Reproduce the lines of the material exactly, excluding every image.

Excerpted data:
--- Begin ---

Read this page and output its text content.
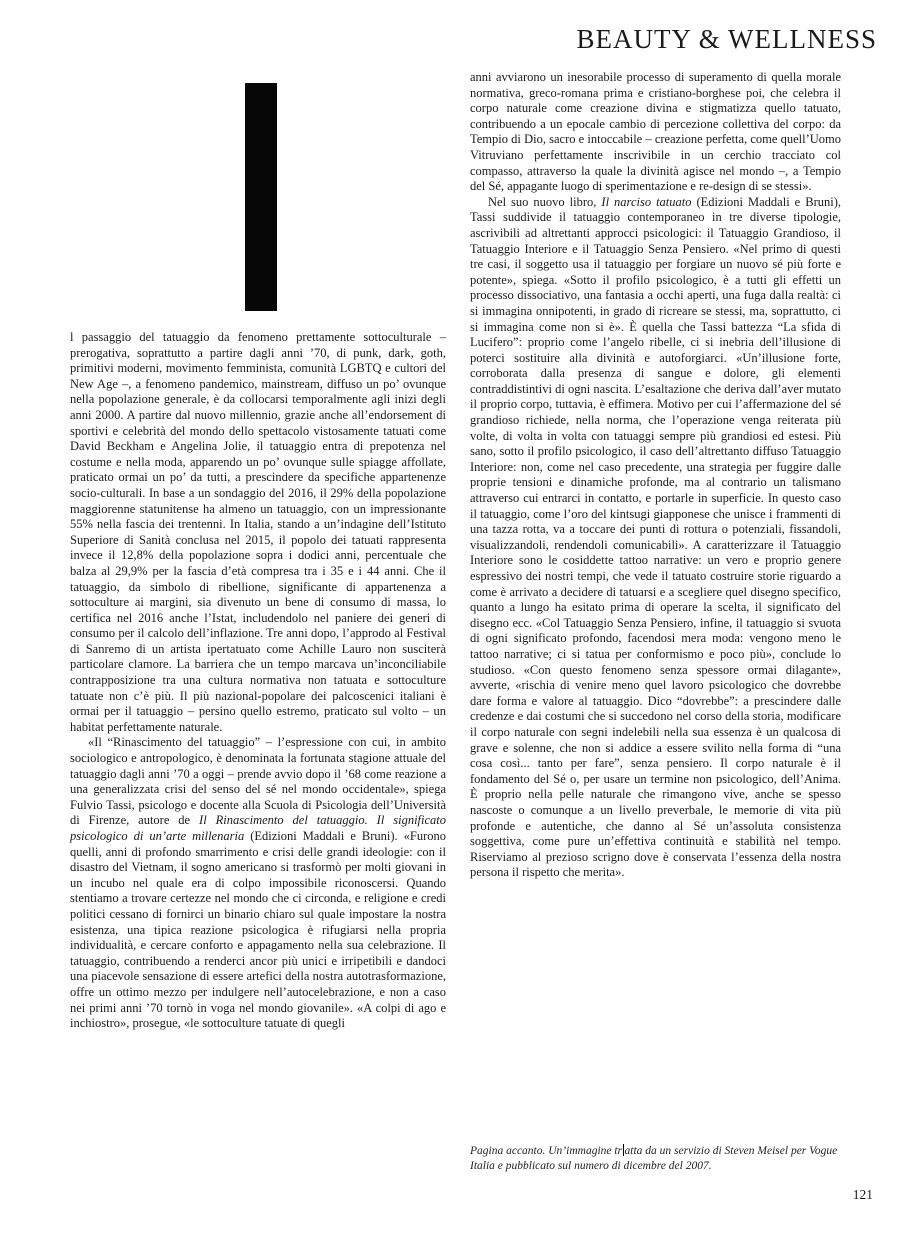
BEAUTY & WELLNESS

l passaggio del tatuaggio da fenomeno prettamente sottoculturale – prerogativa, soprattutto a partire dagli anni ’70, di punk, dark, goth, primitivi moderni, movimento femminista, comunità LGBTQ e cultori del New Age –, a fenomeno pandemico, mainstream, diffuso un po’ ovunque nella popolazione generale, è da collocarsi temporalmente agli inizi degli anni 2000. A partire dal nuovo millennio, grazie anche all’endorsement di sportivi e celebrità del mondo dello spettacolo vistosamente tatuati come David Beckham e Angelina Jolie, il tatuaggio entra di prepotenza nel costume e nella moda, apparendo un po’ ovunque sulle spiagge affollate, praticato ormai un po’ da tutti, a prescindere da specifiche appartenenze socio-culturali. In base a un sondaggio del 2016, il 29% della popolazione maggiorenne statunitense ha almeno un tatuaggio, con un impressionante 55% nella fascia dei trentenni. In Italia, stando a un’indagine dell’Istituto Superiore di Sanità conclusa nel 2015, il popolo dei tatuati rappresenta invece il 12,8% della popolazione sopra i dodici anni, percentuale che balza al 29,9% per la fascia d’età compresa tra i 35 e i 44 anni. Che il tatuaggio, da simbolo di ribellione, significante di appartenenza a sottoculture ai margini, sia divenuto un bene di consumo di massa, lo certifica nel 2016 anche l’Istat, includendolo nel paniere dei generi di consumo per il calcolo dell’inflazione. Tre anni dopo, l’approdo al Festival di Sanremo di un artista ipertatuato come Achille Lauro non susciterà particolare clamore. La barriera che un tempo marcava un’inconciliabile contrapposizione tra una cultura normativa non tatuata e sottoculture tatuate non c’è più. Il più nazional-popolare dei palcoscenici italiani è ormai per il tatuaggio – persino quello estremo, praticato sul volto – un habitat perfettamente naturale.

«Il “Rinascimento del tatuaggio” – l’espressione con cui, in ambito sociologico e antropologico, è denominata la fortunata stagione attuale del tatuaggio dagli anni ’70 a oggi – prende avvio dopo il ’68 come reazione a una generalizzata crisi del senso del sé nel mondo occidentale», spiega Fulvio Tassi, psicologo e docente alla Scuola di Psicologia dell’Università di Firenze, autore de Il Rinascimento del tatuaggio. Il significato psicologico di un’arte millenaria (Edizioni Maddali e Bruni). «Furono quelli, anni di profondo smarrimento e crisi delle grandi ideologie: con il disastro del Vietnam, il sogno americano si trasformò per molti giovani in un incubo nel quale era di colpo impossibile riconoscersi. Quando stentiamo a trovare certezze nel mondo che ci circonda, e religione e credi politici cessano di fornirci un binario chiaro sul quale impostare la nostra esistenza, una tipica reazione psicologica è rifugiarsi nella propria individualità, e cercare conforto e appagamento nella sua celebrazione. Il tatuaggio, contribuendo a renderci ancor più unici e irripetibili e dandoci una piacevole sensazione di essere artefici della nostra autotrasformazione, offre un ottimo mezzo per indulgere nell’autocelebrazione, e non a caso nei primi anni ’70 tornò in voga nel mondo giovanile». «A colpi di ago e inchiostro», prosegue, «le sottoculture tatuate di quegli

anni avviarono un inesorabile processo di superamento di quella morale normativa, greco-romana prima e cristiano-borghese poi, che celebra il corpo naturale come creazione divina e stigmatizza quello tatuato, contribuendo a un epocale cambio di percezione collettiva del corpo: da Tempio di Dio, sacro e intoccabile – creazione perfetta, come quell’Uomo Vitruviano perfettamente inscrivibile in un cerchio tracciato col compasso, attraverso la quale la divinità agisce nel mondo –, a Tempio del Sé, appagante luogo di sperimentazione e re-design di se stessi».

Nel suo nuovo libro, Il narciso tatuato (Edizioni Maddali e Bruni), Tassi suddivide il tatuaggio contemporaneo in tre diverse tipologie, ascrivibili ad altrettanti approcci psicologici: il Tatuaggio Grandioso, il Tatuaggio Interiore e il Tatuaggio Senza Pensiero. «Nel primo di questi tre casi, il soggetto usa il tatuaggio per forgiare un nuovo sé più forte e potente», spiega. «Sotto il profilo psicologico, è a tutti gli effetti un processo dissociativo, una fantasia a occhi aperti, una fuga dalla realtà: ci si immagina onnipotenti, in grado di ricreare se stessi, ma, soprattutto, ci si immagina come non si è». È quella che Tassi battezza “La sfida di Lucifero”: proprio come l’angelo ribelle, ci si inebria dell’illusione di poterci sostituire alla divinità e autoforgiarci. «Un’illusione forte, corroborata dalla presenza di sangue e dolore, gli elementi contraddistintivi di ogni nascita. L’esaltazione che deriva dall’aver mutato il proprio corpo, tuttavia, è effimera. Motivo per cui l’affermazione del sé grandioso richiede, nella norma, che l’operazione venga reiterata più volte, di volta in volta con tatuaggi sempre più grandiosi ed estesi. Più sano, sotto il profilo psicologico, il caso dell’altrettanto diffuso Tatuaggio Interiore: non, come nel caso precedente, una strategia per fuggire dalle proprie tensioni e dinamiche profonde, ma al contrario un talismano attraverso cui entrarci in contatto, e portarle in superficie. In questo caso il tatuaggio, come l’oro del kintsugi giapponese che unisce i frammenti di una tazza rotta, va a toccare dei punti di rottura o potenziali, fissandoli, visualizzandoli, rendendoli comunicabili». A caratterizzare il Tatuaggio Interiore sono le cosiddette tattoo narrative: un vero e proprio genere espressivo dei nostri tempi, che vede il tatuato costruire storie riguardo a come è arrivato a decidere di tatuarsi e a scegliere quel disegno specifico, quanto a lungo ha esitato prima di operare la scelta, il significato del disegno ecc. «Col Tatuaggio Senza Pensiero, infine, il tatuaggio si svuota di ogni significato profondo, facendosi mera moda: vengono meno le tattoo narrative; ci si tatua per conformismo e poco più», conclude lo studioso. «Con questo fenomeno senza spessore ormai dilagante», avverte, «rischia di venire meno quel lavoro psicologico che dovrebbe dare forma e valore al tatuaggio. Dico “dovrebbe”: a prescindere dalle credenze e dai costumi che si succedono nel corso della storia, modificare il corpo naturale con segni indelebili nella sua essenza è un qualcosa di grave e solenne, che non si addice a essere svilito nella forma di “una cosa così... tanto per fare”, senza pensiero. Il corpo naturale è il fondamento del Sé o, per usare un termine non psicologico, dell’Anima. È proprio nella pelle naturale che rimangono vive, anche se spesso nascoste o comunque a un livello preverbale, le memorie di vita più profonde e autentiche, che danno al Sé un’assoluta consistenza soggettiva, come pure un’effettiva continuità e stabilità nel tempo. Riserviamo al prezioso scrigno dove è conservata l’essenza della nostra persona il rispetto che merita».

Pagina accanto. Un’immagine tr atta da un servizio di Steven Meisel per Vogue Italia e pubblicato sul numero di dicembre del 2007.
121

--- End ---

Reply:
Read this page and output its text content.
BEAUTY & WELLNESS

l passaggio del tatuaggio da fenomeno prettamente sottoculturale – prerogativa, soprattutto a partire dagli anni ’70, di punk, dark, goth, primitivi moderni, movimento femminista, comunità LGBTQ e cultori del New Age –, a fenomeno pandemico, mainstream, diffuso un po’ ovunque nella popolazione generale, è da collocarsi temporalmente agli inizi degli anni 2000. A partire dal nuovo millennio, grazie anche all’endorsement di sportivi e celebrità del mondo dello spettacolo vistosamente tatuati come David Beckham e Angelina Jolie, il tatuaggio entra di prepotenza nel costume e nella moda, apparendo un po’ ovunque sulle spiagge affollate, praticato ormai un po’ da tutti, a prescindere da specifiche appartenenze socio-culturali. In base a un sondaggio del 2016, il 29% della popolazione maggiorenne statunitense ha almeno un tatuaggio, con un impressionante 55% nella fascia dei trentenni. In Italia, stando a un’indagine dell’Istituto Superiore di Sanità conclusa nel 2015, il popolo dei tatuati rappresenta invece il 12,8% della popolazione sopra i dodici anni, percentuale che balza al 29,9% per la fascia d’età compresa tra i 35 e i 44 anni. Che il tatuaggio, da simbolo di ribellione, significante di appartenenza a sottoculture ai margini, sia divenuto un bene di consumo di massa, lo certifica nel 2016 anche l’Istat, includendolo nel paniere dei generi di consumo per il calcolo dell’inflazione. Tre anni dopo, l’approdo al Festival di Sanremo di un artista ipertatuato come Achille Lauro non susciterà particolare clamore. La barriera che un tempo marcava un’inconciliabile contrapposizione tra una cultura normativa non tatuata e sottoculture tatuate non c’è più. Il più nazional-popolare dei palcoscenici italiani è ormai per il tatuaggio – persino quello estremo, praticato sul volto – un habitat perfettamente naturale.

«Il “Rinascimento del tatuaggio” – l’espressione con cui, in ambito sociologico e antropologico, è denominata la fortunata stagione attuale del tatuaggio dagli anni ’70 a oggi – prende avvio dopo il ’68 come reazione a una generalizzata crisi del senso del sé nel mondo occidentale», spiega Fulvio Tassi, psicologo e docente alla Scuola di Psicologia dell’Università di Firenze, autore de Il Rinascimento del tatuaggio. Il significato psicologico di un’arte millenaria (Edizioni Maddali e Bruni). «Furono quelli, anni di profondo smarrimento e crisi delle grandi ideologie: con il disastro del Vietnam, il sogno americano si trasformò per molti giovani in un incubo nel quale era di colpo impossibile riconoscersi. Quando stentiamo a trovare certezze nel mondo che ci circonda, e religione e credi politici cessano di fornirci un binario chiaro sul quale impostare la nostra esistenza, una tipica reazione psicologica è rifugiarsi nella propria individualità, e cercare conforto e appagamento nella sua celebrazione. Il tatuaggio, contribuendo a renderci ancor più unici e irripetibili e dandoci una piacevole sensazione di essere artefici della nostra autotrasformazione, offre un ottimo mezzo per indulgere nell’autocelebrazione, e non a caso nei primi anni ’70 tornò in voga nel mondo giovanile». «A colpi di ago e inchiostro», prosegue, «le sottoculture tatuate di quegli

anni avviarono un inesorabile processo di superamento di quella morale normativa, greco-romana prima e cristiano-borghese poi, che celebra il corpo naturale come creazione divina e stigmatizza quello tatuato, contribuendo a un epocale cambio di percezione collettiva del corpo: da Tempio di Dio, sacro e intoccabile – creazione perfetta, come quell’Uomo Vitruviano perfettamente inscrivibile in un cerchio tracciato col compasso, attraverso la quale la divinità agisce nel mondo –, a Tempio del Sé, appagante luogo di sperimentazione e re-design di se stessi».

Nel suo nuovo libro, Il narciso tatuato (Edizioni Maddali e Bruni), Tassi suddivide il tatuaggio contemporaneo in tre diverse tipologie, ascrivibili ad altrettanti approcci psicologici: il Tatuaggio Grandioso, il Tatuaggio Interiore e il Tatuaggio Senza Pensiero. «Nel primo di questi tre casi, il soggetto usa il tatuaggio per forgiare un nuovo sé più forte e potente», spiega. «Sotto il profilo psicologico, è a tutti gli effetti un processo dissociativo, una fantasia a occhi aperti, una fuga dalla realtà: ci si immagina onnipotenti, in grado di ricreare se stessi, ma, soprattutto, ci si immagina come non si è». È quella che Tassi battezza “La sfida di Lucifero”: proprio come l’angelo ribelle, ci si inebria dell’illusione di poterci sostituire alla divinità e autoforgiarci. «Un’illusione forte, corroborata dalla presenza di sangue e dolore, gli elementi contraddistintivi di ogni nascita. L’esaltazione che deriva dall’aver mutato il proprio corpo, tuttavia, è effimera. Motivo per cui l’affermazione del sé grandioso richiede, nella norma, che l’operazione venga reiterata più volte, di volta in volta con tatuaggi sempre più grandiosi ed estesi. Più sano, sotto il profilo psicologico, il caso dell’altrettanto diffuso Tatuaggio Interiore: non, come nel caso precedente, una strategia per fuggire dalle proprie tensioni e dinamiche profonde, ma al contrario un talismano attraverso cui entrarci in contatto, e portarle in superficie. In questo caso il tatuaggio, come l’oro del kintsugi giapponese che unisce i frammenti di una tazza rotta, va a toccare dei punti di rottura o potenziali, fissandoli, visualizzandoli, rendendoli comunicabili». A caratterizzare il Tatuaggio Interiore sono le cosiddette tattoo narrative: un vero e proprio genere espressivo dei nostri tempi, che vede il tatuato costruire storie riguardo a come è arrivato a decidere di tatuarsi e a scegliere quel disegno specifico, quanto a lungo ha esitato prima di operare la scelta, il significato del disegno ecc. «Col Tatuaggio Senza Pensiero, infine, il tatuaggio si svuota di ogni significato profondo, facendosi mera moda: vengono meno le tattoo narrative; ci si tatua per conformismo e poco più», conclude lo studioso. «Con questo fenomeno senza spessore ormai dilagante», avverte, «rischia di venire meno quel lavoro psicologico che dovrebbe dare forma e valore al tatuaggio. Dico “dovrebbe”: a prescindere dalle credenze e dai costumi che si succedono nel corso della storia, modificare il corpo naturale con segni indelebili nella sua essenza è un qualcosa di grave e solenne, che non si addice a essere svilito nella forma di “una cosa così... tanto per fare”, senza pensiero. Il corpo naturale è il fondamento del Sé o, per usare un termine non psicologico, dell’Anima. È proprio nella pelle naturale che rimangono vive, anche se spesso nascoste o comunque a un livello preverbale, le memorie di vita più profonde e autentiche, che danno al Sé un’assoluta consistenza soggettiva, come pure un’effettiva continuità e stabilità nel tempo. Riserviamo al prezioso scrigno dove è conservata l’essenza della nostra persona il rispetto che merita».

Pagina accanto. Un’immagine tr atta da un servizio di Steven Meisel per Vogue Italia e pubblicato sul numero di dicembre del 2007.
121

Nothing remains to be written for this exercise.